<<<<
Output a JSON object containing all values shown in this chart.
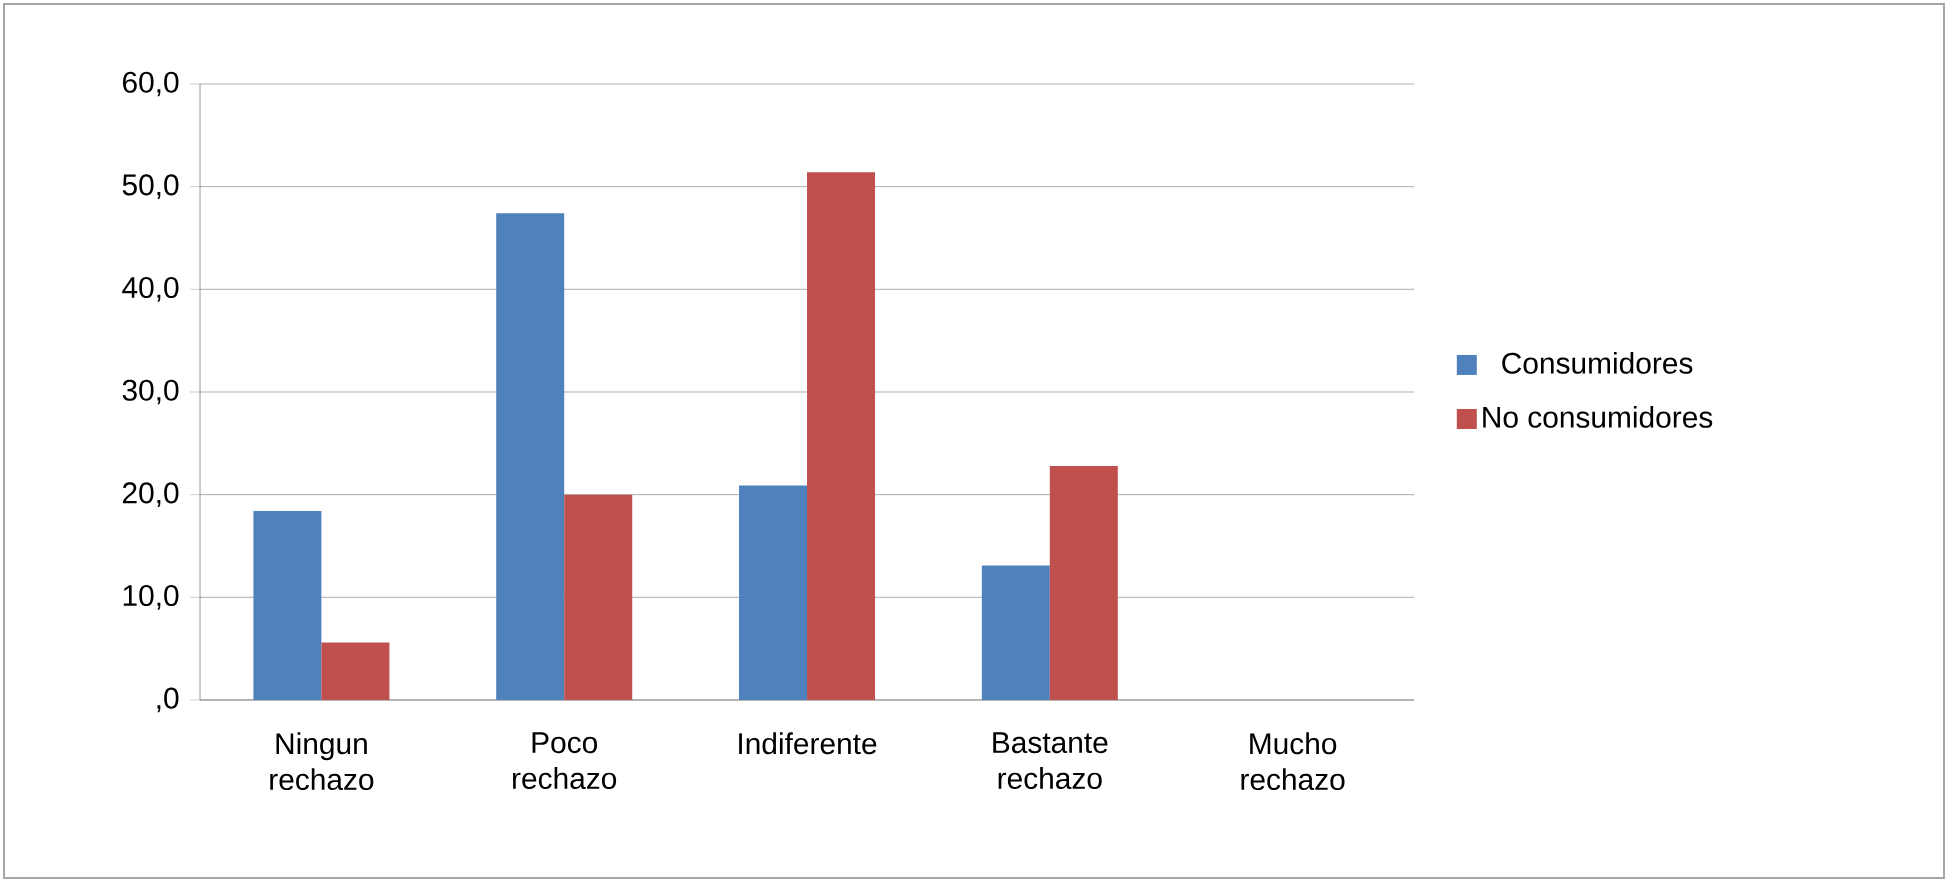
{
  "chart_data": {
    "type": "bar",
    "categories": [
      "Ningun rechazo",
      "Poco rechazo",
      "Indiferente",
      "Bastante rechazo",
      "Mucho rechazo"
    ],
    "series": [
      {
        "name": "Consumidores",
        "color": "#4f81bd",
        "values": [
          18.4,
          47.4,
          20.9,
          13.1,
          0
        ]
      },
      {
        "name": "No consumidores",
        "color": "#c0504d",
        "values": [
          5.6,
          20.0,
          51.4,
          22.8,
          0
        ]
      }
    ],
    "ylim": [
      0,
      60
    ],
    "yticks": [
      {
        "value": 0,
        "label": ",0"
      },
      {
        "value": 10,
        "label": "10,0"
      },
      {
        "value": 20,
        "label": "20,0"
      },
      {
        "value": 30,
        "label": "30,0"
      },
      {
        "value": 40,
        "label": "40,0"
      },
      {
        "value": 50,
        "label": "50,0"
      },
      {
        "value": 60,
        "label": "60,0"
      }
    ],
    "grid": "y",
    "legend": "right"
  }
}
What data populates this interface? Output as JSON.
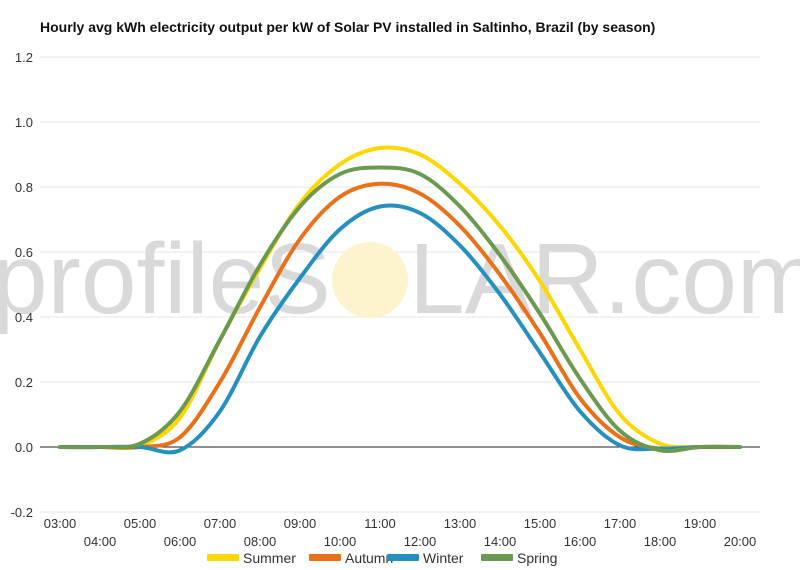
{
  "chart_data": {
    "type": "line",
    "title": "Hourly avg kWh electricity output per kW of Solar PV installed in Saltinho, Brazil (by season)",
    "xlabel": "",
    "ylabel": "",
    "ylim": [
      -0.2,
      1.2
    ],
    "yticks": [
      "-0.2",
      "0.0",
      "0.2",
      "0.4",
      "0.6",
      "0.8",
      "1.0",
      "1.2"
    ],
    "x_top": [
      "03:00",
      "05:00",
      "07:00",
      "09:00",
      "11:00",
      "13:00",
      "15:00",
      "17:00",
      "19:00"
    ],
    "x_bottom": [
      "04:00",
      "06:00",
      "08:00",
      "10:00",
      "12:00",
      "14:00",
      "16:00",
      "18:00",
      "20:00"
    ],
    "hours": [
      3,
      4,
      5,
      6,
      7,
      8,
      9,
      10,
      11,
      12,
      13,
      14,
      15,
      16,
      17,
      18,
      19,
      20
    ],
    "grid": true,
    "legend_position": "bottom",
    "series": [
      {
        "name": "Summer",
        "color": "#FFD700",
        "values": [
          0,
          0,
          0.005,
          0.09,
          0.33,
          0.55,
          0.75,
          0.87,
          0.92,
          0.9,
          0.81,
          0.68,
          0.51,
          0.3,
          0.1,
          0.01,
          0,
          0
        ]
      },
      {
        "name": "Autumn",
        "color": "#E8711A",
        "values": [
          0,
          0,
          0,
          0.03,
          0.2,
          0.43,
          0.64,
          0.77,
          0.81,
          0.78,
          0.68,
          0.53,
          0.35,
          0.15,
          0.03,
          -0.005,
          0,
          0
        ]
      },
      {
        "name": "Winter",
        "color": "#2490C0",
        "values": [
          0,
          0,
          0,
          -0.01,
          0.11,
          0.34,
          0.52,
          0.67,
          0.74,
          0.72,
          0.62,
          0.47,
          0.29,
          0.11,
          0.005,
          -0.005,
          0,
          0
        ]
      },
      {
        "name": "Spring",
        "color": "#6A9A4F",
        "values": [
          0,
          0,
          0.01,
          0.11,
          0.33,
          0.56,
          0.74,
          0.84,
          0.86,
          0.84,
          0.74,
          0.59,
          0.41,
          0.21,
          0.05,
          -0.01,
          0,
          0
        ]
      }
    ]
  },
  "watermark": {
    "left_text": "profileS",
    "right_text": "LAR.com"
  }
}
>>>>
*EXERCISE DESCRIPTION:* Reproduce the listing exactly. Leave its pictures out.

*EXERCISE RESULT:*
Output a JSON object containing all values shown in this chart.
{
  "chart_data": {
    "type": "bar",
    "categories": [
      "Ningun rechazo",
      "Poco rechazo",
      "Indiferente",
      "Bastante rechazo",
      "Mucho rechazo"
    ],
    "series": [
      {
        "name": "Consumidores",
        "color": "#4f81bd",
        "values": [
          18.4,
          47.4,
          20.9,
          13.1,
          0
        ]
      },
      {
        "name": "No consumidores",
        "color": "#c0504d",
        "values": [
          5.6,
          20.0,
          51.4,
          22.8,
          0
        ]
      }
    ],
    "ylim": [
      0,
      60
    ],
    "yticks": [
      {
        "value": 0,
        "label": ",0"
      },
      {
        "value": 10,
        "label": "10,0"
      },
      {
        "value": 20,
        "label": "20,0"
      },
      {
        "value": 30,
        "label": "30,0"
      },
      {
        "value": 40,
        "label": "40,0"
      },
      {
        "value": 50,
        "label": "50,0"
      },
      {
        "value": 60,
        "label": "60,0"
      }
    ],
    "grid": "y",
    "legend": "right"
  }
}
What data populates this interface? Output as JSON.
{
  "chart_data": {
    "type": "line",
    "title": "Hourly avg kWh electricity output per kW of Solar PV installed in Saltinho, Brazil (by season)",
    "xlabel": "",
    "ylabel": "",
    "ylim": [
      -0.2,
      1.2
    ],
    "yticks": [
      "-0.2",
      "0.0",
      "0.2",
      "0.4",
      "0.6",
      "0.8",
      "1.0",
      "1.2"
    ],
    "x_top": [
      "03:00",
      "05:00",
      "07:00",
      "09:00",
      "11:00",
      "13:00",
      "15:00",
      "17:00",
      "19:00"
    ],
    "x_bottom": [
      "04:00",
      "06:00",
      "08:00",
      "10:00",
      "12:00",
      "14:00",
      "16:00",
      "18:00",
      "20:00"
    ],
    "hours": [
      3,
      4,
      5,
      6,
      7,
      8,
      9,
      10,
      11,
      12,
      13,
      14,
      15,
      16,
      17,
      18,
      19,
      20
    ],
    "grid": true,
    "legend_position": "bottom",
    "series": [
      {
        "name": "Summer",
        "color": "#FFD700",
        "values": [
          0,
          0,
          0.005,
          0.09,
          0.33,
          0.55,
          0.75,
          0.87,
          0.92,
          0.9,
          0.81,
          0.68,
          0.51,
          0.3,
          0.1,
          0.01,
          0,
          0
        ]
      },
      {
        "name": "Autumn",
        "color": "#E8711A",
        "values": [
          0,
          0,
          0,
          0.03,
          0.2,
          0.43,
          0.64,
          0.77,
          0.81,
          0.78,
          0.68,
          0.53,
          0.35,
          0.15,
          0.03,
          -0.005,
          0,
          0
        ]
      },
      {
        "name": "Winter",
        "color": "#2490C0",
        "values": [
          0,
          0,
          0,
          -0.01,
          0.11,
          0.34,
          0.52,
          0.67,
          0.74,
          0.72,
          0.62,
          0.47,
          0.29,
          0.11,
          0.005,
          -0.005,
          0,
          0
        ]
      },
      {
        "name": "Spring",
        "color": "#6A9A4F",
        "values": [
          0,
          0,
          0.01,
          0.11,
          0.33,
          0.56,
          0.74,
          0.84,
          0.86,
          0.84,
          0.74,
          0.59,
          0.41,
          0.21,
          0.05,
          -0.01,
          0,
          0
        ]
      }
    ]
  },
  "watermark": {
    "left_text": "profileS",
    "right_text": "LAR.com"
  }
}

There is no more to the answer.